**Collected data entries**
------------------------------------

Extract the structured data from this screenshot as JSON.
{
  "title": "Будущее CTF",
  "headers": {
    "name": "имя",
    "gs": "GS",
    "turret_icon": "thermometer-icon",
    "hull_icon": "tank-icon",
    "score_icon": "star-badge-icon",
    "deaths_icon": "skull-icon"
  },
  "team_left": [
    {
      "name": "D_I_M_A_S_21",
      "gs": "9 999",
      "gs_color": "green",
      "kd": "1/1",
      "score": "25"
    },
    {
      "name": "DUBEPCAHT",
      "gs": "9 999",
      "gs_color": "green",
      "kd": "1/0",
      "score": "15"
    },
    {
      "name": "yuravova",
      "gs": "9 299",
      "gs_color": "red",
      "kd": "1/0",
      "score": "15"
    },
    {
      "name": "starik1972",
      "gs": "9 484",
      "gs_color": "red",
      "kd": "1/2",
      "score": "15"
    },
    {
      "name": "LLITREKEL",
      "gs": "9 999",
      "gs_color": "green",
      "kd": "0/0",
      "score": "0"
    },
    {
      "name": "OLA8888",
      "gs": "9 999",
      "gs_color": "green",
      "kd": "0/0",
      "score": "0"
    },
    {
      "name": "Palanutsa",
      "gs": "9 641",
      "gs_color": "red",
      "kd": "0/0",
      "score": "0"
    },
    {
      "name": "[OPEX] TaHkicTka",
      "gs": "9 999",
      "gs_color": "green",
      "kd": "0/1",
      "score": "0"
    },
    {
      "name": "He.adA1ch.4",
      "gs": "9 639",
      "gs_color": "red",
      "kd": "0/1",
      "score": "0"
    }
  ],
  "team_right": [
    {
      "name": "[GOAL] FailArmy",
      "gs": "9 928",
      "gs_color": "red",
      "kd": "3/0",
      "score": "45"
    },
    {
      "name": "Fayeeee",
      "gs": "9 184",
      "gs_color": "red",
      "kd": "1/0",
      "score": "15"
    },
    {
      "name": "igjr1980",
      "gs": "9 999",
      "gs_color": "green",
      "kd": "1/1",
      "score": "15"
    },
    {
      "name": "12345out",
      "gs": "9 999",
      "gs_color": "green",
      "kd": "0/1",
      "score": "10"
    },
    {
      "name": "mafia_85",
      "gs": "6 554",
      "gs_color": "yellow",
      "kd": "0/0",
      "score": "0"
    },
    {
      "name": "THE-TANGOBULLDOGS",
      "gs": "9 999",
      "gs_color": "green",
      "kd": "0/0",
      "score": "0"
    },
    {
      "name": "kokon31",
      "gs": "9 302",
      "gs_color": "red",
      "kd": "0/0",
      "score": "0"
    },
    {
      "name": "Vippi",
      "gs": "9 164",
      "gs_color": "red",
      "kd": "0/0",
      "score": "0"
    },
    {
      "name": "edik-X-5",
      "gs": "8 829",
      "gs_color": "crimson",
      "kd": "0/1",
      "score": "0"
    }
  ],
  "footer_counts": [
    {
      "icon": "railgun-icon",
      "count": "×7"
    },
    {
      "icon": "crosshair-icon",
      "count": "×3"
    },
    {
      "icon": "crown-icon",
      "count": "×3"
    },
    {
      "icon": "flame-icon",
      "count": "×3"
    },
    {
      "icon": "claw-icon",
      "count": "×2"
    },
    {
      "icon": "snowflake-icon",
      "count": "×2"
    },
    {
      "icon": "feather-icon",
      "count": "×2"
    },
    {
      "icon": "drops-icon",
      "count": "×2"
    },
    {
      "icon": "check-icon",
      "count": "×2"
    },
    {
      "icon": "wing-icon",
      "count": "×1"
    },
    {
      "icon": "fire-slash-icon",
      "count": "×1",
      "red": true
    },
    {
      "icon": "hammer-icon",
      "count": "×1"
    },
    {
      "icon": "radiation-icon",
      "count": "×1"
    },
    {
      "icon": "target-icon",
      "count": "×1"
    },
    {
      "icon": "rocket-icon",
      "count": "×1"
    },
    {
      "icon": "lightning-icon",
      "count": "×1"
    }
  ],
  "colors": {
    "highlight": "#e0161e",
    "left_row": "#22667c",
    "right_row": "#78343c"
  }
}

------------------------------------

**Work to complete**
Set down all of the entries exactly, please.

**Written response**
Extract the structured data from this screenshot as JSON.
{
  "title": "Будущее CTF",
  "headers": {
    "name": "имя",
    "gs": "GS",
    "turret_icon": "thermometer-icon",
    "hull_icon": "tank-icon",
    "score_icon": "star-badge-icon",
    "deaths_icon": "skull-icon"
  },
  "team_left": [
    {
      "name": "D_I_M_A_S_21",
      "gs": "9 999",
      "gs_color": "green",
      "kd": "1/1",
      "score": "25"
    },
    {
      "name": "DUBEPCAHT",
      "gs": "9 999",
      "gs_color": "green",
      "kd": "1/0",
      "score": "15"
    },
    {
      "name": "yuravova",
      "gs": "9 299",
      "gs_color": "red",
      "kd": "1/0",
      "score": "15"
    },
    {
      "name": "starik1972",
      "gs": "9 484",
      "gs_color": "red",
      "kd": "1/2",
      "score": "15"
    },
    {
      "name": "LLITREKEL",
      "gs": "9 999",
      "gs_color": "green",
      "kd": "0/0",
      "score": "0"
    },
    {
      "name": "OLA8888",
      "gs": "9 999",
      "gs_color": "green",
      "kd": "0/0",
      "score": "0"
    },
    {
      "name": "Palanutsa",
      "gs": "9 641",
      "gs_color": "red",
      "kd": "0/0",
      "score": "0"
    },
    {
      "name": "[OPEX] TaHkicTka",
      "gs": "9 999",
      "gs_color": "green",
      "kd": "0/1",
      "score": "0"
    },
    {
      "name": "He.adA1ch.4",
      "gs": "9 639",
      "gs_color": "red",
      "kd": "0/1",
      "score": "0"
    }
  ],
  "team_right": [
    {
      "name": "[GOAL] FailArmy",
      "gs": "9 928",
      "gs_color": "red",
      "kd": "3/0",
      "score": "45"
    },
    {
      "name": "Fayeeee",
      "gs": "9 184",
      "gs_color": "red",
      "kd": "1/0",
      "score": "15"
    },
    {
      "name": "igjr1980",
      "gs": "9 999",
      "gs_color": "green",
      "kd": "1/1",
      "score": "15"
    },
    {
      "name": "12345out",
      "gs": "9 999",
      "gs_color": "green",
      "kd": "0/1",
      "score": "10"
    },
    {
      "name": "mafia_85",
      "gs": "6 554",
      "gs_color": "yellow",
      "kd": "0/0",
      "score": "0"
    },
    {
      "name": "THE-TANGOBULLDOGS",
      "gs": "9 999",
      "gs_color": "green",
      "kd": "0/0",
      "score": "0"
    },
    {
      "name": "kokon31",
      "gs": "9 302",
      "gs_color": "red",
      "kd": "0/0",
      "score": "0"
    },
    {
      "name": "Vippi",
      "gs": "9 164",
      "gs_color": "red",
      "kd": "0/0",
      "score": "0"
    },
    {
      "name": "edik-X-5",
      "gs": "8 829",
      "gs_color": "crimson",
      "kd": "0/1",
      "score": "0"
    }
  ],
  "footer_counts": [
    {
      "icon": "railgun-icon",
      "count": "×7"
    },
    {
      "icon": "crosshair-icon",
      "count": "×3"
    },
    {
      "icon": "crown-icon",
      "count": "×3"
    },
    {
      "icon": "flame-icon",
      "count": "×3"
    },
    {
      "icon": "claw-icon",
      "count": "×2"
    },
    {
      "icon": "snowflake-icon",
      "count": "×2"
    },
    {
      "icon": "feather-icon",
      "count": "×2"
    },
    {
      "icon": "drops-icon",
      "count": "×2"
    },
    {
      "icon": "check-icon",
      "count": "×2"
    },
    {
      "icon": "wing-icon",
      "count": "×1"
    },
    {
      "icon": "fire-slash-icon",
      "count": "×1",
      "red": true
    },
    {
      "icon": "hammer-icon",
      "count": "×1"
    },
    {
      "icon": "radiation-icon",
      "count": "×1"
    },
    {
      "icon": "target-icon",
      "count": "×1"
    },
    {
      "icon": "rocket-icon",
      "count": "×1"
    },
    {
      "icon": "lightning-icon",
      "count": "×1"
    }
  ],
  "colors": {
    "highlight": "#e0161e",
    "left_row": "#22667c",
    "right_row": "#78343c"
  }
}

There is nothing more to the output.